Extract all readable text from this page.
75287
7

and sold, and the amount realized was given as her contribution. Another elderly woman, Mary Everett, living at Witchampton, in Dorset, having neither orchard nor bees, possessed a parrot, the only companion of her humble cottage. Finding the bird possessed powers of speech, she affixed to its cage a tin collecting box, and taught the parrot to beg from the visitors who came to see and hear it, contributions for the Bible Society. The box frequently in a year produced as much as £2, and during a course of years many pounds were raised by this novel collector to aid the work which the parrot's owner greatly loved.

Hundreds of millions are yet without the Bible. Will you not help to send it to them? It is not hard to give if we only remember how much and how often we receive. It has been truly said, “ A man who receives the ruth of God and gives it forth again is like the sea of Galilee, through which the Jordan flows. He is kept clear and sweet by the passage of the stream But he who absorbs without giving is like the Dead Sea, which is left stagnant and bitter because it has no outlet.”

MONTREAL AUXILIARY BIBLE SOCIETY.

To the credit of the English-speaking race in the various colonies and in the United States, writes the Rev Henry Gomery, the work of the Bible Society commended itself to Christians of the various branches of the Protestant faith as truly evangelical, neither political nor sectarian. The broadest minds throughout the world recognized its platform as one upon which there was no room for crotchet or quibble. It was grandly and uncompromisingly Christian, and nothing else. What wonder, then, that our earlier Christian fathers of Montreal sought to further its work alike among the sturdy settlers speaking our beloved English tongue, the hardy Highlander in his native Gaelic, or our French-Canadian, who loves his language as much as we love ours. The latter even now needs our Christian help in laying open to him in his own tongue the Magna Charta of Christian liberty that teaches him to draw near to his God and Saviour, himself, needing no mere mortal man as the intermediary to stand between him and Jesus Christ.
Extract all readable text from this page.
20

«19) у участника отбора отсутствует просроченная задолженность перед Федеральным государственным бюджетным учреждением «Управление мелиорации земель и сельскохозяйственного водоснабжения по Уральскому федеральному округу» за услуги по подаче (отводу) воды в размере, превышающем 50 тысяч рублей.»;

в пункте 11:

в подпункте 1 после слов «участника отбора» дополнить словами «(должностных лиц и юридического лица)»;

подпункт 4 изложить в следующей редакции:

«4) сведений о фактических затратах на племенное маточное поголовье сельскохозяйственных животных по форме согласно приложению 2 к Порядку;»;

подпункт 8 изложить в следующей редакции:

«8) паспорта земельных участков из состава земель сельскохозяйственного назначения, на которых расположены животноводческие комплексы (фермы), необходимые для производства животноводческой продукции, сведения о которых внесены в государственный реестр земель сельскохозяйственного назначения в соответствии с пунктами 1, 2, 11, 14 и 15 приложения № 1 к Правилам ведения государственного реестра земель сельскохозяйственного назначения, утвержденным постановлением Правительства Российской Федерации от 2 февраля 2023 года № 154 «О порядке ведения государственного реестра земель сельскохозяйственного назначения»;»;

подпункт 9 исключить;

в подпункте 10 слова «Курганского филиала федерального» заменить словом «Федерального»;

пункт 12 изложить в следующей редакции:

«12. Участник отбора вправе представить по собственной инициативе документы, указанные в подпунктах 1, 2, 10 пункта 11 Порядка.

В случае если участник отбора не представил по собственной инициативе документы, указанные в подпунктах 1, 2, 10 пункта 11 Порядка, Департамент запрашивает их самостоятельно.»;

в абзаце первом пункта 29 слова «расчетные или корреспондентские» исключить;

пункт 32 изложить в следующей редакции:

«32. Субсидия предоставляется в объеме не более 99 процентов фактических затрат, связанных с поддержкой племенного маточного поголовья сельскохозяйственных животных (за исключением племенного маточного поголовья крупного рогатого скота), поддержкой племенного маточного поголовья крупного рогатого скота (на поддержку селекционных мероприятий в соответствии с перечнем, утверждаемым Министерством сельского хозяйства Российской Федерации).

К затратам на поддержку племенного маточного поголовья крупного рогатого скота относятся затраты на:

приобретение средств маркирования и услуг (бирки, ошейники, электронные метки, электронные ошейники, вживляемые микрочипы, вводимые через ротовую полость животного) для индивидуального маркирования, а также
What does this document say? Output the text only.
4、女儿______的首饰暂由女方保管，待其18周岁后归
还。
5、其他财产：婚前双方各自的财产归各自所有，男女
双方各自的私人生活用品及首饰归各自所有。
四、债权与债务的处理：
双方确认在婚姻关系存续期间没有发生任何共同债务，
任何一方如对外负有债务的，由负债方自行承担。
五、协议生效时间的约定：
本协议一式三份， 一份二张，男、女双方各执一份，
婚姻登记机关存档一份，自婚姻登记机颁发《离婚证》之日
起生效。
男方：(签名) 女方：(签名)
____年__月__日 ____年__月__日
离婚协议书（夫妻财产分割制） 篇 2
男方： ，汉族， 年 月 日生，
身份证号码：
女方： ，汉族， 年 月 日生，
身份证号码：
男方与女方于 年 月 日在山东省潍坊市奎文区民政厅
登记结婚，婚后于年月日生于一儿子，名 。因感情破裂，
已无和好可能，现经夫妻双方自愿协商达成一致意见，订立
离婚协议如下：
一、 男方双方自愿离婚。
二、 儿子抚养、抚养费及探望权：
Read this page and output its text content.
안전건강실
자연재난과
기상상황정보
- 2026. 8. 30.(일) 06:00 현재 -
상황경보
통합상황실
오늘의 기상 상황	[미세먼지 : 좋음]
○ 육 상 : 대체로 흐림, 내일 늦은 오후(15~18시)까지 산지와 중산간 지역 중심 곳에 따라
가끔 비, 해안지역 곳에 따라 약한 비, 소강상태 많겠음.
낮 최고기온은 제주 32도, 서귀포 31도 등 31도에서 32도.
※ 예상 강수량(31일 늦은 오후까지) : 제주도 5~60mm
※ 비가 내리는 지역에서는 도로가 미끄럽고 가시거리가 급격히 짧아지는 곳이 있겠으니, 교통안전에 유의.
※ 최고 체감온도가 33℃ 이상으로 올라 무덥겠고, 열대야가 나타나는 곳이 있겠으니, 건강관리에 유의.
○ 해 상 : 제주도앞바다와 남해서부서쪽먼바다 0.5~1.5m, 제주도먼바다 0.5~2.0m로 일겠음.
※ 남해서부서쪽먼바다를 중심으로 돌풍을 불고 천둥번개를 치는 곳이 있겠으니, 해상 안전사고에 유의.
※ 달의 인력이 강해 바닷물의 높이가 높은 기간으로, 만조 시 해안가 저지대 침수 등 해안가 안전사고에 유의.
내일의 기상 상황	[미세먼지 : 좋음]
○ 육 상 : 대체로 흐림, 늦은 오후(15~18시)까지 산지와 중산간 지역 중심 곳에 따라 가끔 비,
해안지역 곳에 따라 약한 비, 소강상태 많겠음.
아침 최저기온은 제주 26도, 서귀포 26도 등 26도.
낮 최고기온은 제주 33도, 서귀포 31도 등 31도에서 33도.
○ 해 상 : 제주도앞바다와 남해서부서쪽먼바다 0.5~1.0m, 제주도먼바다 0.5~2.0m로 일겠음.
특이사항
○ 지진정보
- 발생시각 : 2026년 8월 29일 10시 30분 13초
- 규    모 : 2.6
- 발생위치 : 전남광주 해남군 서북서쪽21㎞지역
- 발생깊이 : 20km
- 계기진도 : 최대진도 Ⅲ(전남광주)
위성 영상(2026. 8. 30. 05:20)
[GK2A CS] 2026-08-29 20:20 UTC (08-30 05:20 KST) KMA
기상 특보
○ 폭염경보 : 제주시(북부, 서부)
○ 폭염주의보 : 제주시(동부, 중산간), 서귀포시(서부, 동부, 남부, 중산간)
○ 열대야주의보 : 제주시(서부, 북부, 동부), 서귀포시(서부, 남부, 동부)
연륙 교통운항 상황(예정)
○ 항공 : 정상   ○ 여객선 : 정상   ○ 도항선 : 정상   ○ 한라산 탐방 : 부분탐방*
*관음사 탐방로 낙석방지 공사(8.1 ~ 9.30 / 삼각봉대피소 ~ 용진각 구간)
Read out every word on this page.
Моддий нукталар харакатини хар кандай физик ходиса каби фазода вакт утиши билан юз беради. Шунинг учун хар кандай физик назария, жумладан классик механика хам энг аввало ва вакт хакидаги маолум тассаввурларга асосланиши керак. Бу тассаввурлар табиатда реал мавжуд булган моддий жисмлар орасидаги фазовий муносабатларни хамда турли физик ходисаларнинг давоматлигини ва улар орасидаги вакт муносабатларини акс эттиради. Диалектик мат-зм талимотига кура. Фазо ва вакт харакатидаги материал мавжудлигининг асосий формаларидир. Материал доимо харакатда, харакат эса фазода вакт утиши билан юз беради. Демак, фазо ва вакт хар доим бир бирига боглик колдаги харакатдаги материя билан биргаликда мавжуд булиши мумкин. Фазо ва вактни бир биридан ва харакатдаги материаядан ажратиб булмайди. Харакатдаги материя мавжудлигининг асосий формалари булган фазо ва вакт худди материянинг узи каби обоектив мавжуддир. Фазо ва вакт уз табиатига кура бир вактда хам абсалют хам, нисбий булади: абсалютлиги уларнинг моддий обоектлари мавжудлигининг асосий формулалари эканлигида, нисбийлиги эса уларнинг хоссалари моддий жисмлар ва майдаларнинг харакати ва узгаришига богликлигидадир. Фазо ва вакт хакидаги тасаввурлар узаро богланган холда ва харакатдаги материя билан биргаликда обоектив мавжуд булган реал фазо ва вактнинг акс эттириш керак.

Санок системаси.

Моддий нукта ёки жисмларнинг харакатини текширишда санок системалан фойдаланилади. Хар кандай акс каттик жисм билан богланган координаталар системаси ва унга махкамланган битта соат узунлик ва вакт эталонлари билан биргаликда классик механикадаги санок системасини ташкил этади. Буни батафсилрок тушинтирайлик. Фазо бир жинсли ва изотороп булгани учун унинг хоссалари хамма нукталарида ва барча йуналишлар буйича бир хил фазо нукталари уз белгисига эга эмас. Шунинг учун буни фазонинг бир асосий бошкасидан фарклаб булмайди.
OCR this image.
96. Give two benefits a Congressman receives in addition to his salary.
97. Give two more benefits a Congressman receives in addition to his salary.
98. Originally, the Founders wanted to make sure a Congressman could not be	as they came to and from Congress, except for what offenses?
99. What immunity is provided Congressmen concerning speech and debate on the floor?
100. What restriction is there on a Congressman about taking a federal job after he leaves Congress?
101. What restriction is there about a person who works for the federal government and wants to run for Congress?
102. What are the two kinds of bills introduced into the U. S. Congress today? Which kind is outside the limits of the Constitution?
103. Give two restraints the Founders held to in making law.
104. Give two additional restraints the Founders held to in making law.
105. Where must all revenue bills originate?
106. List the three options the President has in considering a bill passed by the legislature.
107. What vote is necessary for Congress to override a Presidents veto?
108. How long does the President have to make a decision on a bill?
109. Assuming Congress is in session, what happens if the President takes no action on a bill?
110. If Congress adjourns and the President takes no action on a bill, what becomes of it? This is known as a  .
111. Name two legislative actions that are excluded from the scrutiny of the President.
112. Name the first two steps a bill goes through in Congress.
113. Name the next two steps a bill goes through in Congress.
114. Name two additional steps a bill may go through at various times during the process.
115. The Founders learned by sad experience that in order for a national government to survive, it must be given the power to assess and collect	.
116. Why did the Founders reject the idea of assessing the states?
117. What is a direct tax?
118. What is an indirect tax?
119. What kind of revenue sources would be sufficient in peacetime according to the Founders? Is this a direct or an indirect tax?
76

Stated task> Tally the lines of the records holding the word "must", then state only the tally.

Answer to this exercise> 2